* [TASK DESCRIPTION]:
Reproduce the following records word for word, omitting the pictures from your answer.

═════ INFORMATION SUPPLIED

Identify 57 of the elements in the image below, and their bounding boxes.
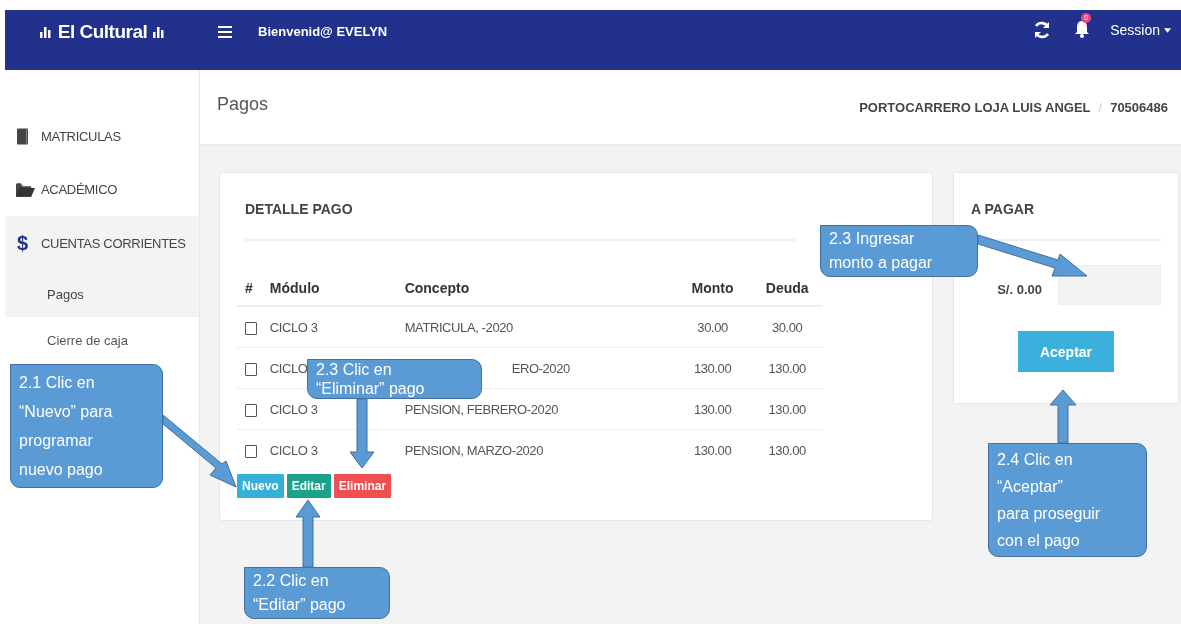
student-code: 70506486 bbox=[1110, 99, 1168, 115]
brand-name[interactable]: El Cultural bbox=[57, 21, 148, 43]
table-cell: 130.00 bbox=[768, 360, 806, 376]
breadcrumb-separator: / bbox=[1098, 99, 1103, 115]
table-cell: PENSION, FEBRERO-2020 bbox=[404, 401, 559, 417]
row-checkbox[interactable] bbox=[245, 362, 257, 376]
callout-arrow bbox=[349, 398, 375, 469]
table-cell-text: ERO-2020 bbox=[510, 360, 570, 376]
student-name: PORTOCARRERO LOJA LUIS ANGEL bbox=[859, 99, 1091, 115]
table-cell: CICLO 3 bbox=[269, 442, 318, 458]
table-cell: CICLO bbox=[269, 360, 308, 376]
welcome-text: Bienvenid@ EVELYN bbox=[258, 24, 388, 39]
menu-icon[interactable] bbox=[218, 26, 232, 38]
bell-icon[interactable] bbox=[1074, 20, 1091, 38]
table-cell: 30.00 bbox=[771, 319, 803, 335]
table-cell: MATRICULA, -2020 bbox=[404, 319, 513, 335]
column-header: Monto bbox=[672, 271, 753, 306]
callout-note: 2.1 Clic en “Nuevo” para programar nuevo pago bbox=[10, 364, 163, 488]
table-cell: CICLO 3 bbox=[269, 401, 318, 417]
callout-arrow bbox=[295, 499, 321, 568]
table-cell: 30.00 bbox=[697, 319, 728, 335]
bar-chart-icon bbox=[153, 26, 166, 38]
card-title: A PAGAR bbox=[971, 201, 1035, 217]
column-header: Concepto bbox=[404, 271, 673, 306]
row-checkbox[interactable] bbox=[245, 403, 257, 417]
table-cell: 130.00 bbox=[693, 401, 732, 417]
amount-label: S/. 0.00 bbox=[997, 281, 1042, 297]
column-header: # bbox=[237, 271, 270, 306]
caret-icon bbox=[1164, 27, 1171, 33]
callout-note: 2.2 Clic en “Editar” pago bbox=[244, 567, 390, 619]
table-cell: CICLO 3 bbox=[269, 319, 318, 335]
book-icon bbox=[17, 128, 29, 145]
row-checkbox[interactable] bbox=[245, 444, 257, 458]
sidebar-subitem[interactable]: Pagos bbox=[5, 271, 199, 317]
table-cell: 130.00 bbox=[693, 442, 732, 458]
callout-note: 2.3 Clic en “Eliminar” pago bbox=[307, 359, 482, 399]
table-cell: 130.00 bbox=[768, 401, 806, 417]
column-header: Módulo bbox=[269, 271, 405, 306]
dollar-icon: $ bbox=[17, 232, 29, 255]
session-menu[interactable]: Session bbox=[1110, 22, 1171, 38]
card-title: DETALLE PAGO bbox=[244, 201, 354, 217]
bar-chart-icon bbox=[39, 26, 52, 38]
sidebar-item[interactable]: MATRICULAS bbox=[5, 110, 199, 163]
action-button[interactable]: Eliminar bbox=[333, 474, 392, 498]
callout-arrow bbox=[1049, 389, 1077, 444]
amount-field[interactable] bbox=[1058, 265, 1161, 305]
column-header: Deuda bbox=[752, 271, 822, 306]
folder-icon bbox=[16, 182, 35, 197]
table-cell: PENSION, MARZO-2020 bbox=[404, 442, 543, 458]
row-checkbox[interactable] bbox=[245, 321, 257, 335]
sidebar-item[interactable]: $ CUENTAS CORRIENTES bbox=[5, 216, 199, 271]
table-cell: 130.00 bbox=[693, 360, 732, 376]
sidebar-item[interactable]: ACADÉMICO bbox=[5, 163, 199, 216]
page-title: Pagos bbox=[217, 93, 269, 115]
callout-note: 2.4 Clic en “Aceptar” para proseguir con el pago bbox=[988, 443, 1147, 557]
callout-note: 2.3 Ingresar monto a pagar bbox=[820, 225, 978, 277]
table-cell: 130.00 bbox=[768, 442, 806, 458]
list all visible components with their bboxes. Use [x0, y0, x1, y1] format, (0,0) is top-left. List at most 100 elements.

══════════

* [RESPONSE FOR THIS EXERCISE]:
Identify 57 of the elements in the image below, and their bounding boxes.
student-code: 70506486 bbox=[1110, 99, 1168, 115]
brand-name[interactable]: El Cultural bbox=[57, 21, 148, 43]
table-cell: 130.00 bbox=[768, 360, 806, 376]
breadcrumb-separator: / bbox=[1098, 99, 1103, 115]
table-cell: PENSION, FEBRERO-2020 bbox=[404, 401, 559, 417]
row-checkbox[interactable] bbox=[245, 362, 257, 376]
callout-arrow bbox=[349, 398, 375, 469]
table-cell-text: ERO-2020 bbox=[510, 360, 570, 376]
student-name: PORTOCARRERO LOJA LUIS ANGEL bbox=[859, 99, 1091, 115]
table-cell: CICLO 3 bbox=[269, 442, 318, 458]
table-cell: CICLO bbox=[269, 360, 308, 376]
welcome-text: Bienvenid@ EVELYN bbox=[258, 24, 388, 39]
menu-icon[interactable] bbox=[218, 26, 232, 38]
bell-icon[interactable] bbox=[1074, 20, 1091, 38]
table-cell: 30.00 bbox=[771, 319, 803, 335]
table-cell: MATRICULA, -2020 bbox=[404, 319, 513, 335]
column-header: Monto bbox=[672, 271, 753, 306]
callout-note: 2.1 Clic en “Nuevo” para programar nuevo pago bbox=[10, 364, 163, 488]
table-cell: CICLO 3 bbox=[269, 401, 318, 417]
callout-arrow bbox=[295, 499, 321, 568]
table-cell: 30.00 bbox=[697, 319, 728, 335]
bar-chart-icon bbox=[153, 26, 166, 38]
card-title: A PAGAR bbox=[971, 201, 1035, 217]
column-header: Concepto bbox=[404, 271, 673, 306]
row-checkbox[interactable] bbox=[245, 403, 257, 417]
table-cell: 130.00 bbox=[693, 401, 732, 417]
amount-label: S/. 0.00 bbox=[997, 281, 1042, 297]
column-header: # bbox=[237, 271, 270, 306]
caret-icon bbox=[1164, 27, 1171, 33]
callout-note: 2.2 Clic en “Editar” pago bbox=[244, 567, 390, 619]
table-cell: CICLO 3 bbox=[269, 319, 318, 335]
book-icon bbox=[17, 128, 29, 145]
row-checkbox[interactable] bbox=[245, 444, 257, 458]
sidebar-subitem[interactable]: Pagos bbox=[5, 271, 199, 317]
table-cell: 130.00 bbox=[693, 442, 732, 458]
callout-note: 2.3 Clic en “Eliminar” pago bbox=[307, 359, 482, 399]
table-cell: 130.00 bbox=[768, 401, 806, 417]
column-header: Módulo bbox=[269, 271, 405, 306]
dollar-icon: $ bbox=[17, 232, 29, 255]
session-menu[interactable]: Session bbox=[1110, 22, 1171, 38]
card-title: DETALLE PAGO bbox=[244, 201, 354, 217]
bar-chart-icon bbox=[39, 26, 52, 38]
sidebar-item[interactable]: MATRICULAS bbox=[5, 110, 199, 163]
action-button[interactable]: Eliminar bbox=[333, 474, 392, 498]
callout-arrow bbox=[1049, 389, 1077, 444]
amount-field[interactable] bbox=[1058, 265, 1161, 305]
column-header: Deuda bbox=[752, 271, 822, 306]
folder-icon bbox=[16, 182, 35, 197]
table-cell: PENSION, MARZO-2020 bbox=[404, 442, 543, 458]
row-checkbox[interactable] bbox=[245, 321, 257, 335]
sidebar-item[interactable]: $ CUENTAS CORRIENTES bbox=[5, 216, 199, 271]
table-cell: 130.00 bbox=[693, 360, 732, 376]
sidebar-item[interactable]: ACADÉMICO bbox=[5, 163, 199, 216]
page-title: Pagos bbox=[217, 93, 269, 115]
callout-note: 2.4 Clic en “Aceptar” para proseguir con el pago bbox=[988, 443, 1147, 557]
callout-note: 2.3 Ingresar monto a pagar bbox=[820, 225, 978, 277]
table-cell: 130.00 bbox=[768, 442, 806, 458]
list all visible components with their bboxes. Use [x0, y0, x1, y1] format, (0,0) is top-left. List at most 100 elements.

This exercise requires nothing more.